→ **A block of data**:
====
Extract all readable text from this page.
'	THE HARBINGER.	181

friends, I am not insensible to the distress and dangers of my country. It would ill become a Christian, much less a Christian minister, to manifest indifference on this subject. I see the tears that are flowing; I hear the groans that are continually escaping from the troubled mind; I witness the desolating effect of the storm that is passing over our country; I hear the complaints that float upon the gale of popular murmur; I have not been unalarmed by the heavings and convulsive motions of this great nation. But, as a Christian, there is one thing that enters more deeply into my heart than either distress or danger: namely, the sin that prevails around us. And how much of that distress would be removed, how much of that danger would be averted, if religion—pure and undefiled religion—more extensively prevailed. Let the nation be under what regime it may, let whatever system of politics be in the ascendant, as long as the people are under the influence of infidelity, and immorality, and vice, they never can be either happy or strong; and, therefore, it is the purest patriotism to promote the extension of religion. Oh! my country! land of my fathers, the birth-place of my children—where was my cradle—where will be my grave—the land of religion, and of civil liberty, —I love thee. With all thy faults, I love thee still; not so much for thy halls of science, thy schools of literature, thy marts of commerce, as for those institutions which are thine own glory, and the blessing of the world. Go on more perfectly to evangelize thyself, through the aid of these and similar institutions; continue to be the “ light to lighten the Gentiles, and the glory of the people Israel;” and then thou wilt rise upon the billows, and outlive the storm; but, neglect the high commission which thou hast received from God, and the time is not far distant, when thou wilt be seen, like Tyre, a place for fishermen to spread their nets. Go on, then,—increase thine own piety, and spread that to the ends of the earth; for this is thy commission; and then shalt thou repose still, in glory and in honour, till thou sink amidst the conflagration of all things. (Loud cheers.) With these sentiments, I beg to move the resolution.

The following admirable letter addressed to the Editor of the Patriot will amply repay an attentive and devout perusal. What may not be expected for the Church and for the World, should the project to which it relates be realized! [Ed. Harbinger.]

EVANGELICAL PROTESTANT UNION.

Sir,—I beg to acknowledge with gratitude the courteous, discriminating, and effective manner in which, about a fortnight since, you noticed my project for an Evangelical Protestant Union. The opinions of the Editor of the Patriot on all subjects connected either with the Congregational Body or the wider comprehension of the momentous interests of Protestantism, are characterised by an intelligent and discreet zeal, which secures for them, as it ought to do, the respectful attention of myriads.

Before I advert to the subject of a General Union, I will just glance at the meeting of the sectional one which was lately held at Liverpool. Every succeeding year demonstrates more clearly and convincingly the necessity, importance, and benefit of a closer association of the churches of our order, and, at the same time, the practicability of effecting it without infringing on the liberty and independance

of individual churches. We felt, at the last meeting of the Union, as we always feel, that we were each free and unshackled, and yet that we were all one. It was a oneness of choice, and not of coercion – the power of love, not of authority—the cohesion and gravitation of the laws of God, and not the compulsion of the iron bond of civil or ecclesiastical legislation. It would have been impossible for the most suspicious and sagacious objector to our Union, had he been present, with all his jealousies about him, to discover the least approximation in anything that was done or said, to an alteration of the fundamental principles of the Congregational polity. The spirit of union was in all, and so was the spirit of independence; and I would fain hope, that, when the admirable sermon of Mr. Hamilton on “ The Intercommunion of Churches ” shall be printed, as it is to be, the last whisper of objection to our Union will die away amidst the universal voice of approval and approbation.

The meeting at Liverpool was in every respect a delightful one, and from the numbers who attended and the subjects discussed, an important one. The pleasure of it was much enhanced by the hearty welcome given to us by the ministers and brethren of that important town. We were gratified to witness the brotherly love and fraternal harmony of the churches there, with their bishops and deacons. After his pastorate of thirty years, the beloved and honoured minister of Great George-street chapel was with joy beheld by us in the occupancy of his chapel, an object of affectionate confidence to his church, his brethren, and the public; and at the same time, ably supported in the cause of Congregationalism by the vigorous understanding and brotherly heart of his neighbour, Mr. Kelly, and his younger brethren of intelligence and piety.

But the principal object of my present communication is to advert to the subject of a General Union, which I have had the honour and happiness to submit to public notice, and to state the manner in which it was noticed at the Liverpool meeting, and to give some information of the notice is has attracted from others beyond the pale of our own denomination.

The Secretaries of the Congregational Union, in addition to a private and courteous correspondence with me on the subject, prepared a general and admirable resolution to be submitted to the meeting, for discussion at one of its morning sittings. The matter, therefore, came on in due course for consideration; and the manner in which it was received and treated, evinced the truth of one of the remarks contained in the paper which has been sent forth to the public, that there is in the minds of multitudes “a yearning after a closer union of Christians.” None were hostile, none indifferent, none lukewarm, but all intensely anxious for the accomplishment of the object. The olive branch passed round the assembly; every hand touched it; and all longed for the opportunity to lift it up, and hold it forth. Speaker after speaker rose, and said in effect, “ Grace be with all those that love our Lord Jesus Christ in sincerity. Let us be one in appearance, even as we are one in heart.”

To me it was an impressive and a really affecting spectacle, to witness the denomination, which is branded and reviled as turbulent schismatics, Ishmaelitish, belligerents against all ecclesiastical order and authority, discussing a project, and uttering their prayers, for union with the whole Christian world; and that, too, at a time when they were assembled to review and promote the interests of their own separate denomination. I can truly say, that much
====
→ **Exercise objective**: Among the entries above, how many lines include the word "project"? Give the number with no comment.

→ **Full response**: 3